begin

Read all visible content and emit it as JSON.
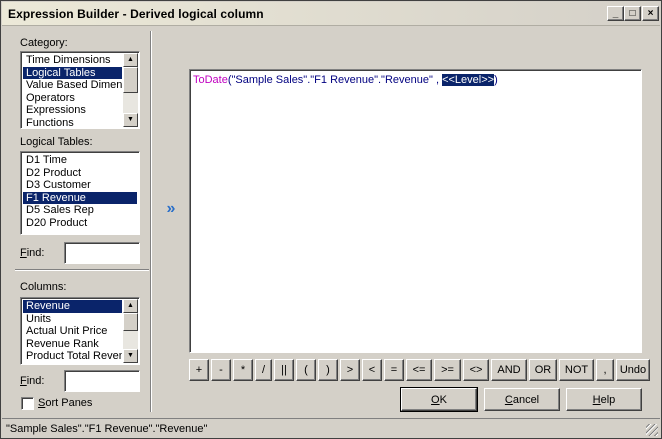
{
  "window": {
    "title": "Expression Builder - Derived logical column",
    "controls": {
      "minimize_icon": "_",
      "maximize_icon": "□",
      "close_icon": "×"
    }
  },
  "category": {
    "label": "Category:",
    "items": [
      "Time Dimensions",
      "Logical Tables",
      "Value Based Dimensions",
      "Operators",
      "Expressions",
      "Functions"
    ],
    "selected": "Logical Tables"
  },
  "logical_tables": {
    "label": "Logical Tables:",
    "items": [
      "D1 Time",
      "D2 Product",
      "D3 Customer",
      "F1 Revenue",
      "D5 Sales Rep",
      "D20 Product"
    ],
    "selected": "F1 Revenue"
  },
  "find_tables": {
    "label": "Find:",
    "value": ""
  },
  "columns": {
    "label": "Columns:",
    "items": [
      "Revenue",
      "Units",
      "Actual Unit Price",
      "Revenue Rank",
      "Product Total Revenue"
    ],
    "selected": "Revenue"
  },
  "find_columns": {
    "label": "Find:",
    "value": ""
  },
  "sort_panes": {
    "label": "Sort Panes",
    "checked": false
  },
  "insert_arrow": {
    "icon": "double-chevron-right-icon",
    "glyph": "»"
  },
  "editor": {
    "function": "ToDate",
    "open": "(",
    "argument": "\"Sample Sales\".\"F1 Revenue\".\"Revenue\"",
    "separator": " , ",
    "placeholder": "<<Level>>",
    "close": ")"
  },
  "operators": [
    "+",
    "-",
    "*",
    "/",
    "||",
    "(",
    ")",
    ">",
    "<",
    "=",
    "<=",
    ">=",
    "<>",
    "AND",
    "OR",
    "NOT",
    ",",
    "Undo"
  ],
  "buttons": {
    "ok": "OK",
    "cancel": "Cancel",
    "help": "Help"
  },
  "status": {
    "text": "\"Sample Sales\".\"F1 Revenue\".\"Revenue\""
  },
  "colors": {
    "selection": "#0a246a",
    "function": "#c000c0",
    "string": "#000080",
    "arrow": "#2a6fc9"
  }
}
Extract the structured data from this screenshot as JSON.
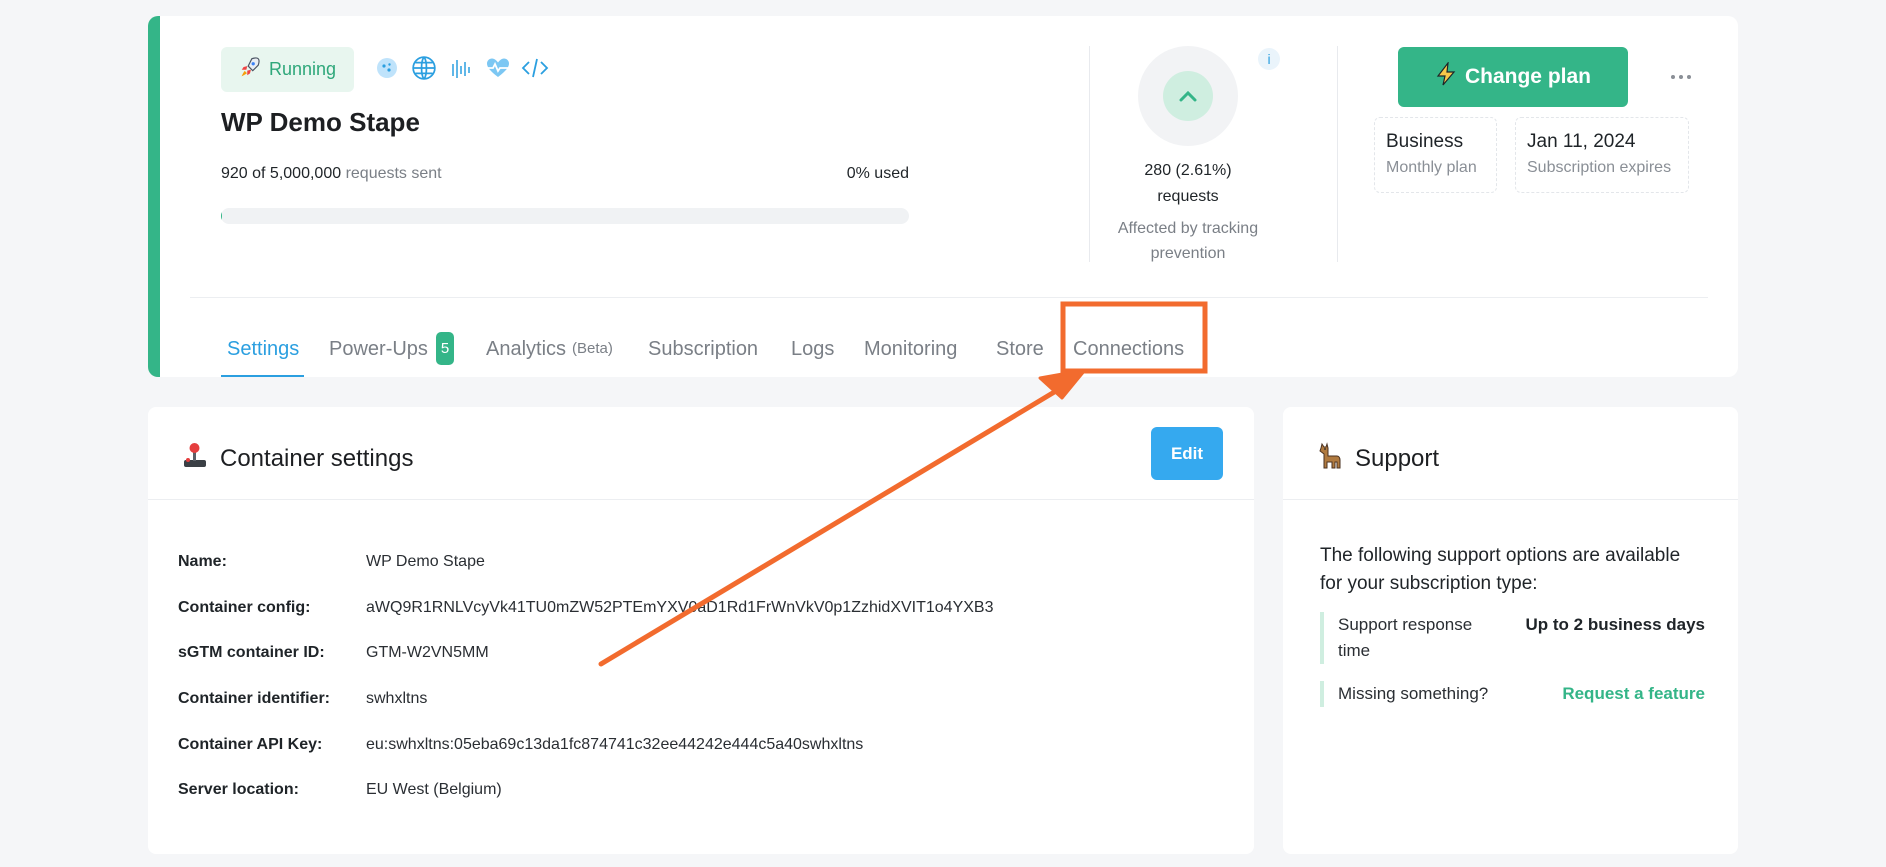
{
  "container": {
    "status": "Running",
    "name": "WP Demo Stape",
    "usage": {
      "sent": "920 of 5,000,000",
      "sent_label": "requests sent",
      "used_label": "0% used",
      "fraction_used": 0.0002
    }
  },
  "tool_icons": [
    "cookie-icon",
    "globe-icon",
    "signal-bars-icon",
    "heartbeat-icon",
    "code-icon"
  ],
  "tracking_prevention": {
    "count": "280 (2.61%)",
    "unit": "requests",
    "description_line1": "Affected by tracking",
    "description_line2": "prevention",
    "info_label": "i"
  },
  "plan": {
    "change_plan_label": "Change plan",
    "plan_name": "Business",
    "plan_period": "Monthly plan",
    "expiry_date": "Jan 11, 2024",
    "expiry_label": "Subscription expires"
  },
  "tabs": {
    "settings": "Settings",
    "power_ups": "Power-Ups",
    "power_ups_count": "5",
    "analytics": "Analytics",
    "analytics_tag": "(Beta)",
    "subscription": "Subscription",
    "logs": "Logs",
    "monitoring": "Monitoring",
    "store": "Store",
    "connections": "Connections"
  },
  "settings_card": {
    "title": "Container settings",
    "edit_label": "Edit",
    "rows": [
      {
        "label": "Name:",
        "value": "WP Demo Stape"
      },
      {
        "label": "Container config:",
        "value": "aWQ9R1RNLVcyVk41TU0mZW52PTEmYXV0aD1Rd1FrWnVkV0p1ZzhidXVIT1o4YXB3"
      },
      {
        "label": "sGTM container ID:",
        "value": "GTM-W2VN5MM"
      },
      {
        "label": "Container identifier:",
        "value": "swhxltns"
      },
      {
        "label": "Container API Key:",
        "value": "eu:swhxltns:05eba69c13da1fc874741c32ee44242e444c5a40swhxltns"
      },
      {
        "label": "Server location:",
        "value": "EU West (Belgium)"
      }
    ]
  },
  "support_card": {
    "title": "Support",
    "intro": "The following support options are available for your subscription type:",
    "response_label": "Support response time",
    "response_value": "Up to 2 business days",
    "missing_label": "Missing something?",
    "missing_link": "Request a feature"
  },
  "colors": {
    "accent_green": "#34b588",
    "accent_blue": "#2b9fe0",
    "annotation_orange": "#f26b2e"
  }
}
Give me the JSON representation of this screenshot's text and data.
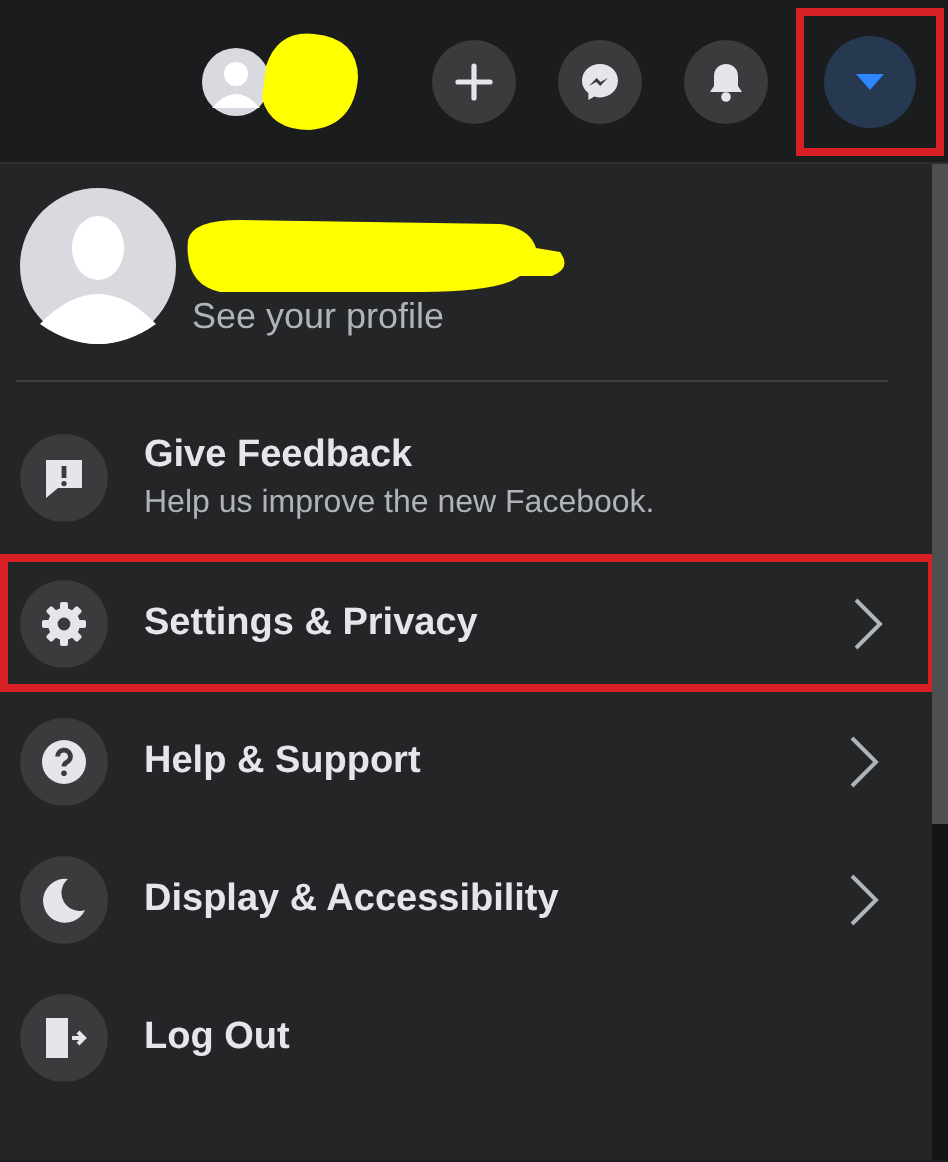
{
  "top_bar": {
    "buttons": [
      {
        "kind": "avatar",
        "highlighted": false
      },
      {
        "kind": "create",
        "highlighted": false
      },
      {
        "kind": "messenger",
        "highlighted": false
      },
      {
        "kind": "notifications",
        "highlighted": false
      },
      {
        "kind": "account",
        "highlighted": true,
        "selected": true
      }
    ]
  },
  "menu": {
    "profile": {
      "subtitle": "See your profile"
    },
    "items": [
      {
        "kind": "feedback",
        "title": "Give Feedback",
        "subtitle": "Help us improve the new Facebook.",
        "submenu": false,
        "highlighted": false
      },
      {
        "kind": "settings",
        "title": "Settings & Privacy",
        "submenu": true,
        "highlighted": true
      },
      {
        "kind": "help",
        "title": "Help & Support",
        "submenu": true,
        "highlighted": false
      },
      {
        "kind": "display",
        "title": "Display & Accessibility",
        "submenu": true,
        "highlighted": false
      },
      {
        "kind": "logout",
        "title": "Log Out",
        "submenu": false,
        "highlighted": false
      }
    ]
  }
}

end

* Stated task
Gather each line of the listing containing the word "data" and show it.

* Correct result
Extract the structured data from this screenshot as JSON.
Give me the JSON representation of this screenshot's text and data.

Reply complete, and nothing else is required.